**Written instruction**. The entries below should be output exactly as written.

-- START OF Provided records --

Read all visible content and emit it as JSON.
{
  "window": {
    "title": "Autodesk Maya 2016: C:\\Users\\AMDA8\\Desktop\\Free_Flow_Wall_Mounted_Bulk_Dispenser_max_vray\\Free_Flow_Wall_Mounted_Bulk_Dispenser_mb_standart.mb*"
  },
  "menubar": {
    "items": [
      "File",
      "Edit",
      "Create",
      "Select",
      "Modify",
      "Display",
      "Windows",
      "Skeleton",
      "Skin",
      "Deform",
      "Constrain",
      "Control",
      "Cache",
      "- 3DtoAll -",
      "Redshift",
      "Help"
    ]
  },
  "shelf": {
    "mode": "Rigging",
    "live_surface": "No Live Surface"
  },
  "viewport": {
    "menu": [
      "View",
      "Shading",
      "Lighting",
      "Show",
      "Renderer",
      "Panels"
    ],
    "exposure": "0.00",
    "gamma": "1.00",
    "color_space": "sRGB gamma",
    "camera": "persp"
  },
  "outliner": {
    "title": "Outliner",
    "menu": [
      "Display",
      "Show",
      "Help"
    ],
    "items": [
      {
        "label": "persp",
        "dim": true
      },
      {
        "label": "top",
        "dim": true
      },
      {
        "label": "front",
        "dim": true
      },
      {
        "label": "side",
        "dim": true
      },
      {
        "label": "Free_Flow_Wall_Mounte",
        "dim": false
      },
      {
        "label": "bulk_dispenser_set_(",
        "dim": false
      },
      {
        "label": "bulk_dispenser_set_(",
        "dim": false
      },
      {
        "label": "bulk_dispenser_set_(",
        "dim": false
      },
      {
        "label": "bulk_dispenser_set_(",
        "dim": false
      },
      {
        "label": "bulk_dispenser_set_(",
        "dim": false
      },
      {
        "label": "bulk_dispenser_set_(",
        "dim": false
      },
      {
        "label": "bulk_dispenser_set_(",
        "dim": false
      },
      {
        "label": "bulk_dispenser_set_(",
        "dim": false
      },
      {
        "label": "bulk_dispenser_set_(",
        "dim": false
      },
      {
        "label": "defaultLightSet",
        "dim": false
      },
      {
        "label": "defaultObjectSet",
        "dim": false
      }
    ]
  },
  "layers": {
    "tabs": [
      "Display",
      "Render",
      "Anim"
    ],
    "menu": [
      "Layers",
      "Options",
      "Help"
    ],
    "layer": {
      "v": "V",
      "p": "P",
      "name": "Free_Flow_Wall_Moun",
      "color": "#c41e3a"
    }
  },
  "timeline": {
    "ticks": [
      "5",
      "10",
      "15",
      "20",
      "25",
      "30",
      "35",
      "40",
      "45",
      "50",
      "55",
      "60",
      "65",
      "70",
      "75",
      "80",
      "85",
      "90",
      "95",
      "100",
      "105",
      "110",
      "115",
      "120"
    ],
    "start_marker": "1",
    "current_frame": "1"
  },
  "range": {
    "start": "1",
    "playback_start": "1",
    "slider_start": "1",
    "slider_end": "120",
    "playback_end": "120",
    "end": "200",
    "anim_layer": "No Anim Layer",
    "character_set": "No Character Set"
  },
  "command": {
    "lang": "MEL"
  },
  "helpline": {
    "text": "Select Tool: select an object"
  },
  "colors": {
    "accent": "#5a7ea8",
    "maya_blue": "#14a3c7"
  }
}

-- END OF Provided records --

**Correct output**.
Read all visible content and emit it as JSON.
{
  "window": {
    "title": "Autodesk Maya 2016: C:\\Users\\AMDA8\\Desktop\\Free_Flow_Wall_Mounted_Bulk_Dispenser_max_vray\\Free_Flow_Wall_Mounted_Bulk_Dispenser_mb_standart.mb*"
  },
  "menubar": {
    "items": [
      "File",
      "Edit",
      "Create",
      "Select",
      "Modify",
      "Display",
      "Windows",
      "Skeleton",
      "Skin",
      "Deform",
      "Constrain",
      "Control",
      "Cache",
      "- 3DtoAll -",
      "Redshift",
      "Help"
    ]
  },
  "shelf": {
    "mode": "Rigging",
    "live_surface": "No Live Surface"
  },
  "viewport": {
    "menu": [
      "View",
      "Shading",
      "Lighting",
      "Show",
      "Renderer",
      "Panels"
    ],
    "exposure": "0.00",
    "gamma": "1.00",
    "color_space": "sRGB gamma",
    "camera": "persp"
  },
  "outliner": {
    "title": "Outliner",
    "menu": [
      "Display",
      "Show",
      "Help"
    ],
    "items": [
      {
        "label": "persp",
        "dim": true
      },
      {
        "label": "top",
        "dim": true
      },
      {
        "label": "front",
        "dim": true
      },
      {
        "label": "side",
        "dim": true
      },
      {
        "label": "Free_Flow_Wall_Mounte",
        "dim": false
      },
      {
        "label": "bulk_dispenser_set_(",
        "dim": false
      },
      {
        "label": "bulk_dispenser_set_(",
        "dim": false
      },
      {
        "label": "bulk_dispenser_set_(",
        "dim": false
      },
      {
        "label": "bulk_dispenser_set_(",
        "dim": false
      },
      {
        "label": "bulk_dispenser_set_(",
        "dim": false
      },
      {
        "label": "bulk_dispenser_set_(",
        "dim": false
      },
      {
        "label": "bulk_dispenser_set_(",
        "dim": false
      },
      {
        "label": "bulk_dispenser_set_(",
        "dim": false
      },
      {
        "label": "bulk_dispenser_set_(",
        "dim": false
      },
      {
        "label": "defaultLightSet",
        "dim": false
      },
      {
        "label": "defaultObjectSet",
        "dim": false
      }
    ]
  },
  "layers": {
    "tabs": [
      "Display",
      "Render",
      "Anim"
    ],
    "menu": [
      "Layers",
      "Options",
      "Help"
    ],
    "layer": {
      "v": "V",
      "p": "P",
      "name": "Free_Flow_Wall_Moun",
      "color": "#c41e3a"
    }
  },
  "timeline": {
    "ticks": [
      "5",
      "10",
      "15",
      "20",
      "25",
      "30",
      "35",
      "40",
      "45",
      "50",
      "55",
      "60",
      "65",
      "70",
      "75",
      "80",
      "85",
      "90",
      "95",
      "100",
      "105",
      "110",
      "115",
      "120"
    ],
    "start_marker": "1",
    "current_frame": "1"
  },
  "range": {
    "start": "1",
    "playback_start": "1",
    "slider_start": "1",
    "slider_end": "120",
    "playback_end": "120",
    "end": "200",
    "anim_layer": "No Anim Layer",
    "character_set": "No Character Set"
  },
  "command": {
    "lang": "MEL"
  },
  "helpline": {
    "text": "Select Tool: select an object"
  },
  "colors": {
    "accent": "#5a7ea8",
    "maya_blue": "#14a3c7"
  }
}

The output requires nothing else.